■ **Stated exercise**:
Which usernames post in the Gaggia Classic thread below? List each username once.

===== Selected excerpt =====

# Gaggia Classic



## ChrisQP09 (Apr 6, 2016)

Having recently bought my Gaggia here, I can say that I am very pleased with how it performs. Before I get shot, I have been experimenting with stale illy dark roast. I personally feel that the results are better than I expected. Although I do anticipate on buying a decent SJ when I see one, or another suitable alternative.


----------



## Missy (Mar 9, 2016)

Better than expected is good. Once you get good beans in it, it will blow your socks off. I've been so pleased with mine, and the difference between preground and decent roaster home ground is incredible.


----------



## AMCD300 (Feb 11, 2016)

Missy said:


> Better than expected is good. Once you get good beans in it, it will blow your socks off. I've been so pleased with mine, and the difference between preground and decent roaster home ground is incredible.


Absolutely right. I used to use Illy pre-ground and thought it was good, until I discovered fresh roasted beans, ground at home when needed. It was like a light coming on...


----------



## ChrisQP09 (Apr 6, 2016)

Might get a Porlex grinder for a 'make do' until i get something more substantial


----------



## latwelve (May 17, 2016)

I have just pulled my first 2 espresso's from a gaggia classic and I was also very happy with the initial results before the geek in me sets in! heres to a fun journey!


----------



## hotmetal (Oct 31, 2013)

I'll drink to that!


----------

===== Extracted records =====

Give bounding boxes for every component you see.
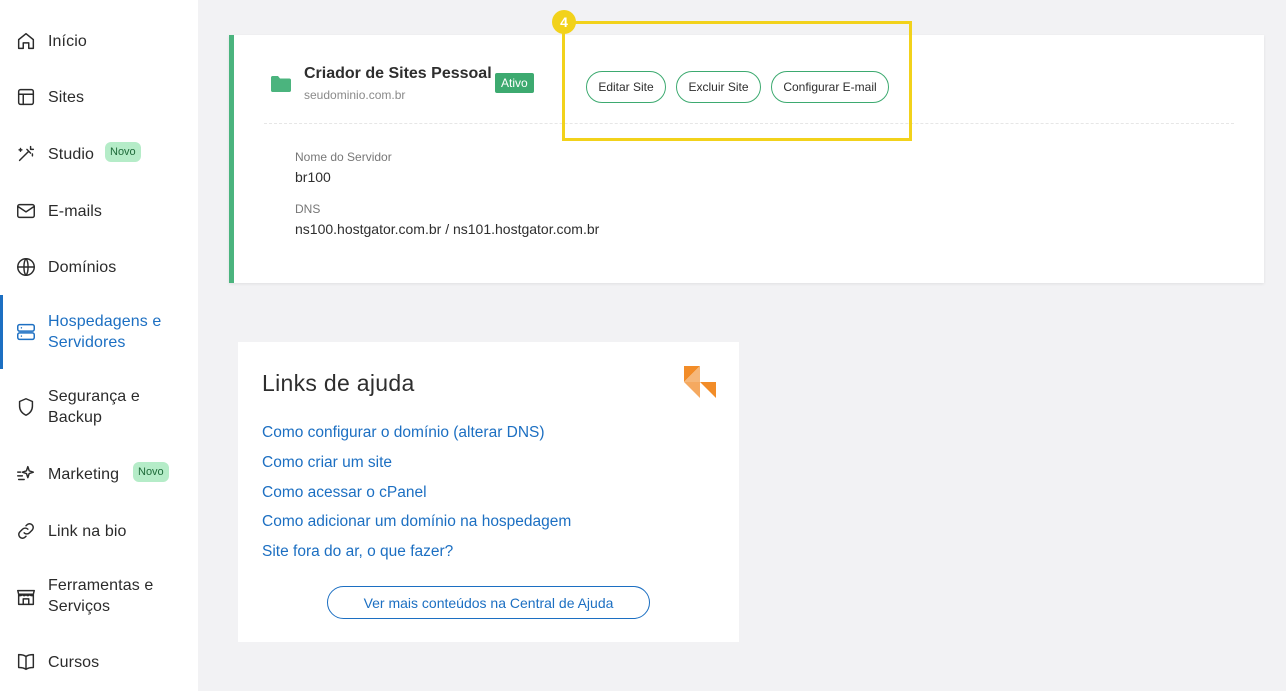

=====
===== Extracted records =====

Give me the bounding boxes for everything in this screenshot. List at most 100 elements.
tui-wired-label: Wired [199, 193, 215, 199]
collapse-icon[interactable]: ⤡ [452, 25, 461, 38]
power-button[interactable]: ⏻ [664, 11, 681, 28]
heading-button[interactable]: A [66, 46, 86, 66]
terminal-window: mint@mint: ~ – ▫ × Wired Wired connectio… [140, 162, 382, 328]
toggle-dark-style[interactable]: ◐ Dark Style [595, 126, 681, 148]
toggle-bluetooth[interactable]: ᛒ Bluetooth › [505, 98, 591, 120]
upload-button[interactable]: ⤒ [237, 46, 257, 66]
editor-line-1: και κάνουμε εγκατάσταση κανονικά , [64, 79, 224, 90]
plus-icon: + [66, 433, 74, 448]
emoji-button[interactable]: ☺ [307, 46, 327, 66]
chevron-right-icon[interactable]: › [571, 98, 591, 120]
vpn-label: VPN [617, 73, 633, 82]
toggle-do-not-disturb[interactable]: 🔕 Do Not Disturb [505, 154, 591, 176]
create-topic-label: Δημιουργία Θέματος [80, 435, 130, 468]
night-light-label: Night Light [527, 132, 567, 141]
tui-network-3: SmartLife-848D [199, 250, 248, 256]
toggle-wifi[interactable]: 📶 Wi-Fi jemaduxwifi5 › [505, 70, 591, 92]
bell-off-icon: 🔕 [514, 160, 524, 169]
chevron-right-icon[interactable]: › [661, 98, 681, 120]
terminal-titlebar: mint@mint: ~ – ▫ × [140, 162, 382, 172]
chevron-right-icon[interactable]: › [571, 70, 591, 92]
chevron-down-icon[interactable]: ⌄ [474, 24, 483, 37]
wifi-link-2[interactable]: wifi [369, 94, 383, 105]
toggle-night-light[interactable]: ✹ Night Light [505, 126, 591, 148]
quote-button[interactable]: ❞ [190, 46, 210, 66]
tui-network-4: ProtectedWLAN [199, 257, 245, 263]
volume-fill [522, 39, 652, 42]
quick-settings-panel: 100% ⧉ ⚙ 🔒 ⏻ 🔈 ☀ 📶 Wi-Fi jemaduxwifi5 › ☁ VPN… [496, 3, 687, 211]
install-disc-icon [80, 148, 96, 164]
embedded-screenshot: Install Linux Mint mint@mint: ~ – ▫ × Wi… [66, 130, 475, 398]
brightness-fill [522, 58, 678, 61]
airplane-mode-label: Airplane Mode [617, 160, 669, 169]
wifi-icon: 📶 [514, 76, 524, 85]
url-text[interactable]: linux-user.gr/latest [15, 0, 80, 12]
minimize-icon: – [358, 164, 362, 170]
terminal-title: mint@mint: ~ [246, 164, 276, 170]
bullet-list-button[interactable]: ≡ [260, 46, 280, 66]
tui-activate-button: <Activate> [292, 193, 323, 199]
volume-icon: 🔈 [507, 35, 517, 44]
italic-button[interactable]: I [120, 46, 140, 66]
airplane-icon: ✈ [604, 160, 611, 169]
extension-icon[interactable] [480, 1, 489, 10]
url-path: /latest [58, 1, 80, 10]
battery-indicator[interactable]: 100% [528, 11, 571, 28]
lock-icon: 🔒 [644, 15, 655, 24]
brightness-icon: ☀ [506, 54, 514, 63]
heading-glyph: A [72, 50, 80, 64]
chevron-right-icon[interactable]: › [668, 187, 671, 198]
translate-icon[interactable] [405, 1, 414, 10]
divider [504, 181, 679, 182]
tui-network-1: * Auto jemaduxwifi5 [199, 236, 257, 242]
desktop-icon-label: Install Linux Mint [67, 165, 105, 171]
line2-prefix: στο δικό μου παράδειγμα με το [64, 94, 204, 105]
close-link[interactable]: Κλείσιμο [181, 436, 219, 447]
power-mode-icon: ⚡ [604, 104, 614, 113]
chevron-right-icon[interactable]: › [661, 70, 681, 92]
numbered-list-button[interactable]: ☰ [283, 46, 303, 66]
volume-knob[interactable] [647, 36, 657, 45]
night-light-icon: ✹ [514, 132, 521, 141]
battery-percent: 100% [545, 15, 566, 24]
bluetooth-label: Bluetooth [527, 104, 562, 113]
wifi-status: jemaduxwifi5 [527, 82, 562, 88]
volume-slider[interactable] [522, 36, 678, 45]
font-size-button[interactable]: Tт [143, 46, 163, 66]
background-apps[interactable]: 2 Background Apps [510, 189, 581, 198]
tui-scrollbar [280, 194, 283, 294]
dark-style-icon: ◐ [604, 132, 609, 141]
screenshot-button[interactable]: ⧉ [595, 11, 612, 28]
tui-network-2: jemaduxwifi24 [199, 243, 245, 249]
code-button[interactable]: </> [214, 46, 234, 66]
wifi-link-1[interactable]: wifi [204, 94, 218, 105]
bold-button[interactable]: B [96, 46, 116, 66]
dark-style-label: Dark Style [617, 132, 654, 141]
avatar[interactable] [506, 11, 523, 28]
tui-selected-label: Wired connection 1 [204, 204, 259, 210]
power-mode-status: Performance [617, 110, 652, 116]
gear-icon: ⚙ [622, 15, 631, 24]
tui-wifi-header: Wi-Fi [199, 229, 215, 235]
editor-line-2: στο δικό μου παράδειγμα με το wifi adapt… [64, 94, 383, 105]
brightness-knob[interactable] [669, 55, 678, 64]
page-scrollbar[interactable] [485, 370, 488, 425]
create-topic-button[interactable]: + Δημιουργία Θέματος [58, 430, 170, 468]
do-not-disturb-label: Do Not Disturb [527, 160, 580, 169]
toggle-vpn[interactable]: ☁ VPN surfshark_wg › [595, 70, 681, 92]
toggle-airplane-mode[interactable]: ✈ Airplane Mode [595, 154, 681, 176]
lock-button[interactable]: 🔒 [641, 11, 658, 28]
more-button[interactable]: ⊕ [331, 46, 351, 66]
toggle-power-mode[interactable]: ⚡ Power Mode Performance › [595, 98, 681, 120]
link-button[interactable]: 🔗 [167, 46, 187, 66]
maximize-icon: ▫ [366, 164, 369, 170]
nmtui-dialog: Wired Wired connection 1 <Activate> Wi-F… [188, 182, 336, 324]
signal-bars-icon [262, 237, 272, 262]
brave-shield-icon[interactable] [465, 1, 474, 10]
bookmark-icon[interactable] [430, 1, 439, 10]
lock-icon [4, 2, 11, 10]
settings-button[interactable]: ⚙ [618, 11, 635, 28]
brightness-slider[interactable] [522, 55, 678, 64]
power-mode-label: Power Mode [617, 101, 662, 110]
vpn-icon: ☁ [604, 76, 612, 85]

=====

■ **Finished exercise**:
ChrisQP09, Missy, AMCD300, latwelve, hotmetal